Objective:
Transcribe the records that follow exactly. Skip the pictures.

Excerpted records:

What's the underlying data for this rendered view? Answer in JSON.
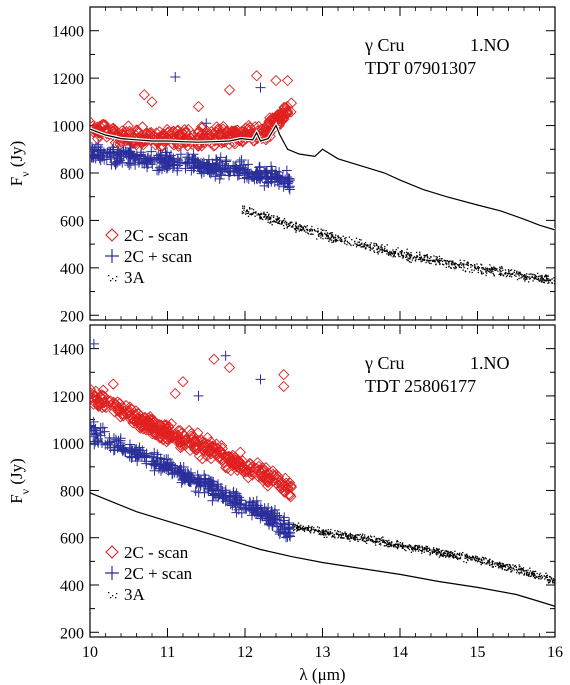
{
  "colors": {
    "minus_scan": "#e02020",
    "plus_scan": "#2b2f9a",
    "band3a": "#000000",
    "line": "#000000"
  },
  "chart_data": [
    {
      "type": "scatter",
      "annotation": {
        "star": "γ Cru",
        "obs": "1.NO",
        "tdt": "TDT 07901307"
      },
      "ylabel": "F",
      "ylabel_sub": "ν",
      "ylabel_unit": " (Jy)",
      "xlim": [
        10,
        16
      ],
      "ylim": [
        180,
        1500
      ],
      "yticks": [
        200,
        400,
        600,
        800,
        1000,
        1200,
        1400
      ],
      "xticks": [
        10,
        11,
        12,
        13,
        14,
        15,
        16
      ],
      "legend_position": "lower-left",
      "series": [
        {
          "name": "2C  - scan",
          "marker": "diamond",
          "x_range": [
            10.0,
            12.6
          ],
          "trend": [
            [
              10.0,
              990
            ],
            [
              10.5,
              955
            ],
            [
              11.0,
              945
            ],
            [
              11.5,
              945
            ],
            [
              12.0,
              960
            ],
            [
              12.3,
              990
            ],
            [
              12.6,
              1080
            ]
          ],
          "spread": 60,
          "outliers": [
            [
              10.7,
              1130
            ],
            [
              10.8,
              1100
            ],
            [
              11.4,
              1080
            ],
            [
              11.8,
              1150
            ],
            [
              12.15,
              1210
            ],
            [
              12.4,
              1190
            ],
            [
              12.55,
              1190
            ]
          ]
        },
        {
          "name": "2C + scan",
          "marker": "plus",
          "x_range": [
            10.0,
            12.6
          ],
          "trend": [
            [
              10.0,
              890
            ],
            [
              10.5,
              865
            ],
            [
              11.0,
              845
            ],
            [
              11.5,
              830
            ],
            [
              12.0,
              810
            ],
            [
              12.3,
              790
            ],
            [
              12.6,
              760
            ]
          ],
          "spread": 55,
          "outliers": [
            [
              11.1,
              1205
            ],
            [
              12.2,
              1160
            ],
            [
              11.5,
              1010
            ]
          ]
        },
        {
          "name": "3A",
          "marker": "dot",
          "x_range": [
            11.95,
            16.0
          ],
          "trend": [
            [
              11.95,
              650
            ],
            [
              12.5,
              590
            ],
            [
              13.0,
              540
            ],
            [
              13.5,
              500
            ],
            [
              14.0,
              460
            ],
            [
              14.5,
              430
            ],
            [
              15.0,
              400
            ],
            [
              15.5,
              375
            ],
            [
              16.0,
              345
            ]
          ],
          "spread": 30,
          "outliers": []
        }
      ],
      "lines": [
        {
          "points": [
            [
              10.0,
              985
            ],
            [
              10.2,
              960
            ],
            [
              10.4,
              945
            ],
            [
              10.6,
              940
            ],
            [
              10.8,
              935
            ],
            [
              11.0,
              935
            ],
            [
              11.2,
              932
            ],
            [
              11.4,
              930
            ],
            [
              11.6,
              932
            ],
            [
              11.8,
              935
            ],
            [
              11.95,
              945
            ],
            [
              12.1,
              940
            ],
            [
              12.15,
              970
            ],
            [
              12.2,
              935
            ],
            [
              12.3,
              945
            ],
            [
              12.4,
              1000
            ],
            [
              12.45,
              960
            ],
            [
              12.55,
              900
            ],
            [
              12.7,
              880
            ],
            [
              12.9,
              870
            ],
            [
              13.0,
              900
            ],
            [
              13.2,
              860
            ],
            [
              13.5,
              830
            ],
            [
              13.8,
              800
            ],
            [
              14.0,
              770
            ],
            [
              14.3,
              730
            ],
            [
              14.6,
              700
            ],
            [
              15.0,
              665
            ],
            [
              15.3,
              640
            ],
            [
              15.6,
              605
            ],
            [
              15.8,
              580
            ],
            [
              16.0,
              560
            ]
          ]
        }
      ]
    },
    {
      "type": "scatter",
      "annotation": {
        "star": "γ Cru",
        "obs": "1.NO",
        "tdt": "TDT 25806177"
      },
      "ylabel": "F",
      "ylabel_sub": "ν",
      "ylabel_unit": " (Jy)",
      "xlabel": "λ (μm)",
      "xlim": [
        10,
        16
      ],
      "ylim": [
        180,
        1500
      ],
      "yticks": [
        200,
        400,
        600,
        800,
        1000,
        1200,
        1400
      ],
      "xticks": [
        10,
        11,
        12,
        13,
        14,
        15,
        16
      ],
      "legend_position": "lower-left",
      "series": [
        {
          "name": "2C  - scan",
          "marker": "diamond",
          "x_range": [
            10.0,
            12.6
          ],
          "trend": [
            [
              10.0,
              1200
            ],
            [
              10.5,
              1120
            ],
            [
              11.0,
              1040
            ],
            [
              11.5,
              980
            ],
            [
              12.0,
              900
            ],
            [
              12.3,
              860
            ],
            [
              12.6,
              800
            ]
          ],
          "spread": 60,
          "outliers": [
            [
              10.3,
              1250
            ],
            [
              11.1,
              1210
            ],
            [
              11.2,
              1260
            ],
            [
              11.6,
              1355
            ],
            [
              11.8,
              1320
            ],
            [
              12.5,
              1290
            ],
            [
              12.5,
              1240
            ]
          ]
        },
        {
          "name": "2C + scan",
          "marker": "plus",
          "x_range": [
            10.0,
            12.6
          ],
          "trend": [
            [
              10.0,
              1050
            ],
            [
              10.5,
              970
            ],
            [
              11.0,
              900
            ],
            [
              11.5,
              820
            ],
            [
              12.0,
              740
            ],
            [
              12.3,
              690
            ],
            [
              12.6,
              620
            ]
          ],
          "spread": 55,
          "outliers": [
            [
              10.05,
              1420
            ],
            [
              11.75,
              1370
            ],
            [
              11.4,
              1200
            ],
            [
              12.2,
              1270
            ]
          ]
        },
        {
          "name": "3A",
          "marker": "dot",
          "x_range": [
            12.6,
            16.0
          ],
          "trend": [
            [
              12.6,
              650
            ],
            [
              13.0,
              625
            ],
            [
              13.5,
              600
            ],
            [
              14.0,
              570
            ],
            [
              14.5,
              540
            ],
            [
              15.0,
              510
            ],
            [
              15.5,
              470
            ],
            [
              16.0,
              420
            ]
          ],
          "spread": 25,
          "outliers": []
        }
      ],
      "lines": [
        {
          "points": [
            [
              10.0,
              790
            ],
            [
              10.3,
              750
            ],
            [
              10.6,
              710
            ],
            [
              11.0,
              670
            ],
            [
              11.4,
              630
            ],
            [
              11.8,
              590
            ],
            [
              12.2,
              550
            ],
            [
              12.6,
              520
            ],
            [
              13.0,
              495
            ],
            [
              13.5,
              470
            ],
            [
              14.0,
              445
            ],
            [
              14.5,
              415
            ],
            [
              15.0,
              390
            ],
            [
              15.5,
              360
            ],
            [
              15.8,
              330
            ],
            [
              16.0,
              310
            ]
          ]
        }
      ]
    }
  ]
}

The answer:
What's the underlying data for this rendered view? Answer in JSON.
{
  "colors": {
    "minus_scan": "#e02020",
    "plus_scan": "#2b2f9a",
    "band3a": "#000000",
    "line": "#000000"
  },
  "chart_data": [
    {
      "type": "scatter",
      "annotation": {
        "star": "γ Cru",
        "obs": "1.NO",
        "tdt": "TDT 07901307"
      },
      "ylabel": "F",
      "ylabel_sub": "ν",
      "ylabel_unit": " (Jy)",
      "xlim": [
        10,
        16
      ],
      "ylim": [
        180,
        1500
      ],
      "yticks": [
        200,
        400,
        600,
        800,
        1000,
        1200,
        1400
      ],
      "xticks": [
        10,
        11,
        12,
        13,
        14,
        15,
        16
      ],
      "legend_position": "lower-left",
      "series": [
        {
          "name": "2C  - scan",
          "marker": "diamond",
          "x_range": [
            10.0,
            12.6
          ],
          "trend": [
            [
              10.0,
              990
            ],
            [
              10.5,
              955
            ],
            [
              11.0,
              945
            ],
            [
              11.5,
              945
            ],
            [
              12.0,
              960
            ],
            [
              12.3,
              990
            ],
            [
              12.6,
              1080
            ]
          ],
          "spread": 60,
          "outliers": [
            [
              10.7,
              1130
            ],
            [
              10.8,
              1100
            ],
            [
              11.4,
              1080
            ],
            [
              11.8,
              1150
            ],
            [
              12.15,
              1210
            ],
            [
              12.4,
              1190
            ],
            [
              12.55,
              1190
            ]
          ]
        },
        {
          "name": "2C + scan",
          "marker": "plus",
          "x_range": [
            10.0,
            12.6
          ],
          "trend": [
            [
              10.0,
              890
            ],
            [
              10.5,
              865
            ],
            [
              11.0,
              845
            ],
            [
              11.5,
              830
            ],
            [
              12.0,
              810
            ],
            [
              12.3,
              790
            ],
            [
              12.6,
              760
            ]
          ],
          "spread": 55,
          "outliers": [
            [
              11.1,
              1205
            ],
            [
              12.2,
              1160
            ],
            [
              11.5,
              1010
            ]
          ]
        },
        {
          "name": "3A",
          "marker": "dot",
          "x_range": [
            11.95,
            16.0
          ],
          "trend": [
            [
              11.95,
              650
            ],
            [
              12.5,
              590
            ],
            [
              13.0,
              540
            ],
            [
              13.5,
              500
            ],
            [
              14.0,
              460
            ],
            [
              14.5,
              430
            ],
            [
              15.0,
              400
            ],
            [
              15.5,
              375
            ],
            [
              16.0,
              345
            ]
          ],
          "spread": 30,
          "outliers": []
        }
      ],
      "lines": [
        {
          "points": [
            [
              10.0,
              985
            ],
            [
              10.2,
              960
            ],
            [
              10.4,
              945
            ],
            [
              10.6,
              940
            ],
            [
              10.8,
              935
            ],
            [
              11.0,
              935
            ],
            [
              11.2,
              932
            ],
            [
              11.4,
              930
            ],
            [
              11.6,
              932
            ],
            [
              11.8,
              935
            ],
            [
              11.95,
              945
            ],
            [
              12.1,
              940
            ],
            [
              12.15,
              970
            ],
            [
              12.2,
              935
            ],
            [
              12.3,
              945
            ],
            [
              12.4,
              1000
            ],
            [
              12.45,
              960
            ],
            [
              12.55,
              900
            ],
            [
              12.7,
              880
            ],
            [
              12.9,
              870
            ],
            [
              13.0,
              900
            ],
            [
              13.2,
              860
            ],
            [
              13.5,
              830
            ],
            [
              13.8,
              800
            ],
            [
              14.0,
              770
            ],
            [
              14.3,
              730
            ],
            [
              14.6,
              700
            ],
            [
              15.0,
              665
            ],
            [
              15.3,
              640
            ],
            [
              15.6,
              605
            ],
            [
              15.8,
              580
            ],
            [
              16.0,
              560
            ]
          ]
        }
      ]
    },
    {
      "type": "scatter",
      "annotation": {
        "star": "γ Cru",
        "obs": "1.NO",
        "tdt": "TDT 25806177"
      },
      "ylabel": "F",
      "ylabel_sub": "ν",
      "ylabel_unit": " (Jy)",
      "xlabel": "λ (μm)",
      "xlim": [
        10,
        16
      ],
      "ylim": [
        180,
        1500
      ],
      "yticks": [
        200,
        400,
        600,
        800,
        1000,
        1200,
        1400
      ],
      "xticks": [
        10,
        11,
        12,
        13,
        14,
        15,
        16
      ],
      "legend_position": "lower-left",
      "series": [
        {
          "name": "2C  - scan",
          "marker": "diamond",
          "x_range": [
            10.0,
            12.6
          ],
          "trend": [
            [
              10.0,
              1200
            ],
            [
              10.5,
              1120
            ],
            [
              11.0,
              1040
            ],
            [
              11.5,
              980
            ],
            [
              12.0,
              900
            ],
            [
              12.3,
              860
            ],
            [
              12.6,
              800
            ]
          ],
          "spread": 60,
          "outliers": [
            [
              10.3,
              1250
            ],
            [
              11.1,
              1210
            ],
            [
              11.2,
              1260
            ],
            [
              11.6,
              1355
            ],
            [
              11.8,
              1320
            ],
            [
              12.5,
              1290
            ],
            [
              12.5,
              1240
            ]
          ]
        },
        {
          "name": "2C + scan",
          "marker": "plus",
          "x_range": [
            10.0,
            12.6
          ],
          "trend": [
            [
              10.0,
              1050
            ],
            [
              10.5,
              970
            ],
            [
              11.0,
              900
            ],
            [
              11.5,
              820
            ],
            [
              12.0,
              740
            ],
            [
              12.3,
              690
            ],
            [
              12.6,
              620
            ]
          ],
          "spread": 55,
          "outliers": [
            [
              10.05,
              1420
            ],
            [
              11.75,
              1370
            ],
            [
              11.4,
              1200
            ],
            [
              12.2,
              1270
            ]
          ]
        },
        {
          "name": "3A",
          "marker": "dot",
          "x_range": [
            12.6,
            16.0
          ],
          "trend": [
            [
              12.6,
              650
            ],
            [
              13.0,
              625
            ],
            [
              13.5,
              600
            ],
            [
              14.0,
              570
            ],
            [
              14.5,
              540
            ],
            [
              15.0,
              510
            ],
            [
              15.5,
              470
            ],
            [
              16.0,
              420
            ]
          ],
          "spread": 25,
          "outliers": []
        }
      ],
      "lines": [
        {
          "points": [
            [
              10.0,
              790
            ],
            [
              10.3,
              750
            ],
            [
              10.6,
              710
            ],
            [
              11.0,
              670
            ],
            [
              11.4,
              630
            ],
            [
              11.8,
              590
            ],
            [
              12.2,
              550
            ],
            [
              12.6,
              520
            ],
            [
              13.0,
              495
            ],
            [
              13.5,
              470
            ],
            [
              14.0,
              445
            ],
            [
              14.5,
              415
            ],
            [
              15.0,
              390
            ],
            [
              15.5,
              360
            ],
            [
              15.8,
              330
            ],
            [
              16.0,
              310
            ]
          ]
        }
      ]
    }
  ]
}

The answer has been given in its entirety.